WHAT IS EXPECTED =
Identify every line in the records below that contains the word "заявителя", and reproduce each one.
───── MATERIAL FOR THE TASK
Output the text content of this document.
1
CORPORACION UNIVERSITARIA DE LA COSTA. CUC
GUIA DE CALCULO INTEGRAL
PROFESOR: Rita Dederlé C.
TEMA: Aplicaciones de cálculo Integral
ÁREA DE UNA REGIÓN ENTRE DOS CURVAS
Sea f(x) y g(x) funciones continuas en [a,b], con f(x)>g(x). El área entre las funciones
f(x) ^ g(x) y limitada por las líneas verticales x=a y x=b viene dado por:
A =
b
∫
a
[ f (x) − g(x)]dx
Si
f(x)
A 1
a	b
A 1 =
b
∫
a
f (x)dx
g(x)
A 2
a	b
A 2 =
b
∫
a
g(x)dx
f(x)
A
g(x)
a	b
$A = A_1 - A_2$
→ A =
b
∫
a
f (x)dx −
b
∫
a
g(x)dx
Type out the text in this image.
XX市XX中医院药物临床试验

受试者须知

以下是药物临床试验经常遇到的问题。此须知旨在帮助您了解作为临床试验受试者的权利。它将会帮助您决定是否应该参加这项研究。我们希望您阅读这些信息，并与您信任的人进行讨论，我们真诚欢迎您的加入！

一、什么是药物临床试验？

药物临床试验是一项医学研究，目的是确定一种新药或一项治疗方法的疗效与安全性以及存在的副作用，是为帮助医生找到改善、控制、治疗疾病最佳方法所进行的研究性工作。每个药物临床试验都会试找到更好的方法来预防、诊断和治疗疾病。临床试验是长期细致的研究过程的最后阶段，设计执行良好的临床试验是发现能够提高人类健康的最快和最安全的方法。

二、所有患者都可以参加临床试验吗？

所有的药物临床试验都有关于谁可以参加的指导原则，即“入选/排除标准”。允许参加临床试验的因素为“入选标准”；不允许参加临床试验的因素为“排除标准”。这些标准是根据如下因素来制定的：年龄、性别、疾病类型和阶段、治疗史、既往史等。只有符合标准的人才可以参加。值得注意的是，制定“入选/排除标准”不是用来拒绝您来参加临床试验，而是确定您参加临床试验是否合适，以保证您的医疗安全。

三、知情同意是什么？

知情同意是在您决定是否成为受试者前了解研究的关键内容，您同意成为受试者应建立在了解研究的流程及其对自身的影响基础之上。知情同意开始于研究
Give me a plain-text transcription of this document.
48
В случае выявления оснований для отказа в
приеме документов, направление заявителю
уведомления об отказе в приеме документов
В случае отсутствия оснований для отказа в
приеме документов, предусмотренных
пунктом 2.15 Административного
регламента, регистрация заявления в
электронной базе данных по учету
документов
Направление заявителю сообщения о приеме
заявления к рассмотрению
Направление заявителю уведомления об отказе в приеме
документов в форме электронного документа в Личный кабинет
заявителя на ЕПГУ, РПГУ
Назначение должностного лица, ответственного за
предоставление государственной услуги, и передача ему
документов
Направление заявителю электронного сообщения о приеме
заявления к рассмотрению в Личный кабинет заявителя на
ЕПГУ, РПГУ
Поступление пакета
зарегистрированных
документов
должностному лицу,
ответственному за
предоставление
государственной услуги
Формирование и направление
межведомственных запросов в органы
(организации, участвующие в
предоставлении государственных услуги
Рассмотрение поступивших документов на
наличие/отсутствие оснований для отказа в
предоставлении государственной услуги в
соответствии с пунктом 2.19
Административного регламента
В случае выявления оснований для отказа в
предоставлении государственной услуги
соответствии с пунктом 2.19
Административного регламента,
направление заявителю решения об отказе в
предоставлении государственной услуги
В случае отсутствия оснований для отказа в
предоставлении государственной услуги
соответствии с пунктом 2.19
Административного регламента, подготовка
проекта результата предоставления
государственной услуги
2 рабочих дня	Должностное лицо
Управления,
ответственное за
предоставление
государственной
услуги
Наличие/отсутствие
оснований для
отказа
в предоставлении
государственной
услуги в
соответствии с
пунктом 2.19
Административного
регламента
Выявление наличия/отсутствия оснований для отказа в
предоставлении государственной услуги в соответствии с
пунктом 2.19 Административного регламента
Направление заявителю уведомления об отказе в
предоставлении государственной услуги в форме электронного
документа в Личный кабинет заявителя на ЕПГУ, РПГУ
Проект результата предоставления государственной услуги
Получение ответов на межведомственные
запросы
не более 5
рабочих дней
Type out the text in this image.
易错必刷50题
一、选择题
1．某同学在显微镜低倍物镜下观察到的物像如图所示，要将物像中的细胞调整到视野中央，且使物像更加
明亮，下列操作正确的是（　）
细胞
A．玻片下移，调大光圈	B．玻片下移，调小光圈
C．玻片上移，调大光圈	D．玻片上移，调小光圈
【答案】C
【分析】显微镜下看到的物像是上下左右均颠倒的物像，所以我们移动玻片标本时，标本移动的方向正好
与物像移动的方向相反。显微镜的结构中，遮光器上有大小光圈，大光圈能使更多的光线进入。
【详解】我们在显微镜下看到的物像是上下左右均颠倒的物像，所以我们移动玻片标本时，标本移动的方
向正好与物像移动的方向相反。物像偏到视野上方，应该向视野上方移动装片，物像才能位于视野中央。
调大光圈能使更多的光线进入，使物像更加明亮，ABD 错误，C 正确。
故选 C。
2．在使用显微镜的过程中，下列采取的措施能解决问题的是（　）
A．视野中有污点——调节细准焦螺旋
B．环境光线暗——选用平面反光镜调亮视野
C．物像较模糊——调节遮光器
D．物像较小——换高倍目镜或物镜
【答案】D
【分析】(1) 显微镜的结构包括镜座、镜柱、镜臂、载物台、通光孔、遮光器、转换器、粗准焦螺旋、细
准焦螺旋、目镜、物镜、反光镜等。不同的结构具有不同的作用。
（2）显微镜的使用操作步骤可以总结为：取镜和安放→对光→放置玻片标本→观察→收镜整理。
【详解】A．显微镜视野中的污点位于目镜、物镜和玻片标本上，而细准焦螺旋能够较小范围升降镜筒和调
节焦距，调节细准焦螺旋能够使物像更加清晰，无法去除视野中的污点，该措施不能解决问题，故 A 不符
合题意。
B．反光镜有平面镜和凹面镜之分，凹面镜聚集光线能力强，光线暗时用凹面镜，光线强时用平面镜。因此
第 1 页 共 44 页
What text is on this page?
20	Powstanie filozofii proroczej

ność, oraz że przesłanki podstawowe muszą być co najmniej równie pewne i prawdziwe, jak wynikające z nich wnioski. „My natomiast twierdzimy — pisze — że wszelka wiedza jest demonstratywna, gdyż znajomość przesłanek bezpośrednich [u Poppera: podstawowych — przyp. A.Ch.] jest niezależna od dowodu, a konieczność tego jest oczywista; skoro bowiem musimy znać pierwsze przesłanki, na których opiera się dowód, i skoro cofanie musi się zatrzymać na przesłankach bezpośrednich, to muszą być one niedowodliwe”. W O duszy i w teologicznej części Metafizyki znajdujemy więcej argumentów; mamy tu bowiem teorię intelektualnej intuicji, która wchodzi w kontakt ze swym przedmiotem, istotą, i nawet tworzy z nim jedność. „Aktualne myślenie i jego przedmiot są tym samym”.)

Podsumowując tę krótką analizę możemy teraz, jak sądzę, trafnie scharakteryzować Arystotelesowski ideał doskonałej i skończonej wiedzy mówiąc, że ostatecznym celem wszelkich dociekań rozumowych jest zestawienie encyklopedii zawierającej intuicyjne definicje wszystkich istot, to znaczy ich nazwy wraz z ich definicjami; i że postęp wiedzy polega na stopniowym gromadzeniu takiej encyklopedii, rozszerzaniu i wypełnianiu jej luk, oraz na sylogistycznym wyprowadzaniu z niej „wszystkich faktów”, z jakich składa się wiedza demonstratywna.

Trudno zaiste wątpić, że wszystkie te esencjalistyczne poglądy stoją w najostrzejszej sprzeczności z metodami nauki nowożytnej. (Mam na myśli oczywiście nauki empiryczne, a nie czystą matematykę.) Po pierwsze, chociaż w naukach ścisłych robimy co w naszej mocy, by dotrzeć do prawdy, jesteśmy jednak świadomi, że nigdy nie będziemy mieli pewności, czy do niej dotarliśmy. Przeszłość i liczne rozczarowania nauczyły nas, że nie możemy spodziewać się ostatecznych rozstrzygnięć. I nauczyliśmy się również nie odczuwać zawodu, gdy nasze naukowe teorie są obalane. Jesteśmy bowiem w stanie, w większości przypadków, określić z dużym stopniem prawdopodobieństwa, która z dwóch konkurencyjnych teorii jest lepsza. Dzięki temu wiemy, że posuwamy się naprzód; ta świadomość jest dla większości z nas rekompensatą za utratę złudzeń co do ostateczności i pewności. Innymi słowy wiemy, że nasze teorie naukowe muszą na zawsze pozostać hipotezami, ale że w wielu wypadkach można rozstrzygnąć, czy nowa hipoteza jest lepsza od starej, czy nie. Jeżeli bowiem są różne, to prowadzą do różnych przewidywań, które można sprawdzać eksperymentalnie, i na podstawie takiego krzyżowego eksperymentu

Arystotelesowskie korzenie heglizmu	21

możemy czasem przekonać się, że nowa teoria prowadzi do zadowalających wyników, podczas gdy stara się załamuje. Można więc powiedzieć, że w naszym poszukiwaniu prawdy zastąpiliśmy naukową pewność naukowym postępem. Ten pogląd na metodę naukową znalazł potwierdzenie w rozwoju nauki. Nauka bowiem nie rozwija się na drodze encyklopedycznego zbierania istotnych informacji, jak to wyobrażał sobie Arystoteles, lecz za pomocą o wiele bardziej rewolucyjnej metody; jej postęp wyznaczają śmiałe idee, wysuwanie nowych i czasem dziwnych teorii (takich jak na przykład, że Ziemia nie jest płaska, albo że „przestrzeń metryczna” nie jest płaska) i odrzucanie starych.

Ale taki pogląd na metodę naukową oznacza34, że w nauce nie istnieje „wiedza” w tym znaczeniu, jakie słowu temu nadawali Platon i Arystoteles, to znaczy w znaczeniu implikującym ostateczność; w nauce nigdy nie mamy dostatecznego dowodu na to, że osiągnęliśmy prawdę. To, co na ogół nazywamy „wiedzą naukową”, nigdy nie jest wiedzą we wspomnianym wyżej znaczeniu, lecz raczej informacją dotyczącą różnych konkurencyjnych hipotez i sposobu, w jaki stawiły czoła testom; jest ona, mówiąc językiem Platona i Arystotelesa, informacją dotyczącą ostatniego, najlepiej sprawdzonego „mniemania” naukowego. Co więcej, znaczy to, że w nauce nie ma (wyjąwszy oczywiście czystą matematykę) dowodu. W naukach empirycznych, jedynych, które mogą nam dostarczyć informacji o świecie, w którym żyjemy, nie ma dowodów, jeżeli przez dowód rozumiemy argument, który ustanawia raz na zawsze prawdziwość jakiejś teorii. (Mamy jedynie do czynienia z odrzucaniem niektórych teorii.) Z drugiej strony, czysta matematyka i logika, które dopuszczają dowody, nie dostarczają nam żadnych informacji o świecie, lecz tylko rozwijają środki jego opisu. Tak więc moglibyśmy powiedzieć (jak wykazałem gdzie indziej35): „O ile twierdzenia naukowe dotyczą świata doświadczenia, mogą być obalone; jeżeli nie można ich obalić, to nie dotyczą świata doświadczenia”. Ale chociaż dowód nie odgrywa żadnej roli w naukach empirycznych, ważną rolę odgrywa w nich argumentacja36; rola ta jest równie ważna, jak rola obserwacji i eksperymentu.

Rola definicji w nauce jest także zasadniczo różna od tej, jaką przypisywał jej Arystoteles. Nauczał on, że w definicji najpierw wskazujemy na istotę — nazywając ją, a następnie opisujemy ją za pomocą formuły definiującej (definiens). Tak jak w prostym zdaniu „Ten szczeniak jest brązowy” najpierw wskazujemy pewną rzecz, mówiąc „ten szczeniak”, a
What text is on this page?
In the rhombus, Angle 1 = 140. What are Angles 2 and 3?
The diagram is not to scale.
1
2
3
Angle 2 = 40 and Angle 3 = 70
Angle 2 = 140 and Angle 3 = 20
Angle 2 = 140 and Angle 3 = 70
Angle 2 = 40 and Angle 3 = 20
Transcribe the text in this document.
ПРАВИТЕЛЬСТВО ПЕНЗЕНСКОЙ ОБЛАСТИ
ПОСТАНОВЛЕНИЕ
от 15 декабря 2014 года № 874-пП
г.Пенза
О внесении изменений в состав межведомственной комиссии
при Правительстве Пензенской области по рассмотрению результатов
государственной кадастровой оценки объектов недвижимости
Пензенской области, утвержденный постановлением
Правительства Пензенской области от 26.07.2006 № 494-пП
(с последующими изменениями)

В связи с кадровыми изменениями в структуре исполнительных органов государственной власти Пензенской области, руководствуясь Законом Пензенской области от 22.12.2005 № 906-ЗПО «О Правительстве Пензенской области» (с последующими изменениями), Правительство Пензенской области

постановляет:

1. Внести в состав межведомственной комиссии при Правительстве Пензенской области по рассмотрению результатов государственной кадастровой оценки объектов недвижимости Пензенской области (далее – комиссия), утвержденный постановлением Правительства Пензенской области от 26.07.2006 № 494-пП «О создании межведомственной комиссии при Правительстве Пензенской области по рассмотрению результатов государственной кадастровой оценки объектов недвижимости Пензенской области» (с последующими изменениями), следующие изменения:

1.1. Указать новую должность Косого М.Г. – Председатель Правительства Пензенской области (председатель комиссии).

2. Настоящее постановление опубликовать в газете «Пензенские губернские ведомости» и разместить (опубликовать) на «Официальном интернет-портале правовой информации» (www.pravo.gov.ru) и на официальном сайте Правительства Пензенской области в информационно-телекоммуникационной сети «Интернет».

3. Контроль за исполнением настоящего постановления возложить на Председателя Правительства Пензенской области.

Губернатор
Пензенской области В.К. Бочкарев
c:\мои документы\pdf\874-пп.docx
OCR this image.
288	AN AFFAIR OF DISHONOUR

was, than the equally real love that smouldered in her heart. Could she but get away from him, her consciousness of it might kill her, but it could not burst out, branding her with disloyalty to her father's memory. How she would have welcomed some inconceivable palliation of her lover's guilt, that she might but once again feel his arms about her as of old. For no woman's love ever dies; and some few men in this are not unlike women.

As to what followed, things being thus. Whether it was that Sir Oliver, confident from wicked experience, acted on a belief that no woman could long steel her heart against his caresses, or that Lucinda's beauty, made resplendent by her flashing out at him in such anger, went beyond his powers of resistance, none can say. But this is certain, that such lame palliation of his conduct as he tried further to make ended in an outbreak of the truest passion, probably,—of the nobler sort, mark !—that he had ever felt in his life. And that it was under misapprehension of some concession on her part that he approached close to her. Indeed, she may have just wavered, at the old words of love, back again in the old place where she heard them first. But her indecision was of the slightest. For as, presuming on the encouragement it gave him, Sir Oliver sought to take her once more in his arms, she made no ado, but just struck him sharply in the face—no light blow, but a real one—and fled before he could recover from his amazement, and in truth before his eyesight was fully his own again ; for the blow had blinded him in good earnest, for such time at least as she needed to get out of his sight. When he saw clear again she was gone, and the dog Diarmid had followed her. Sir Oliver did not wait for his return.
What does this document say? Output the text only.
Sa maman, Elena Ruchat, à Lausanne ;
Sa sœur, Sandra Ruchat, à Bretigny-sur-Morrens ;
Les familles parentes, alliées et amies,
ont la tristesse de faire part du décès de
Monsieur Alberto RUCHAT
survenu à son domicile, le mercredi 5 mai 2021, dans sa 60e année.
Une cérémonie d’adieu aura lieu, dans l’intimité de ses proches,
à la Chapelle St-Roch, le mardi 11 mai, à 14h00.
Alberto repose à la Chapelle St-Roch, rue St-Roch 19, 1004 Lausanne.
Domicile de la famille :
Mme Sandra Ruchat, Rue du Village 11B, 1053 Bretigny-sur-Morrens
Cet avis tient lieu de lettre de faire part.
──────────
RESULT OF THIS TASK =
заявителя на ЕПГУ, РПГУ
заявления к рассмотрению в Личный кабинет заявителя на
документа в Личный кабинет заявителя на ЕПГУ, РПГУ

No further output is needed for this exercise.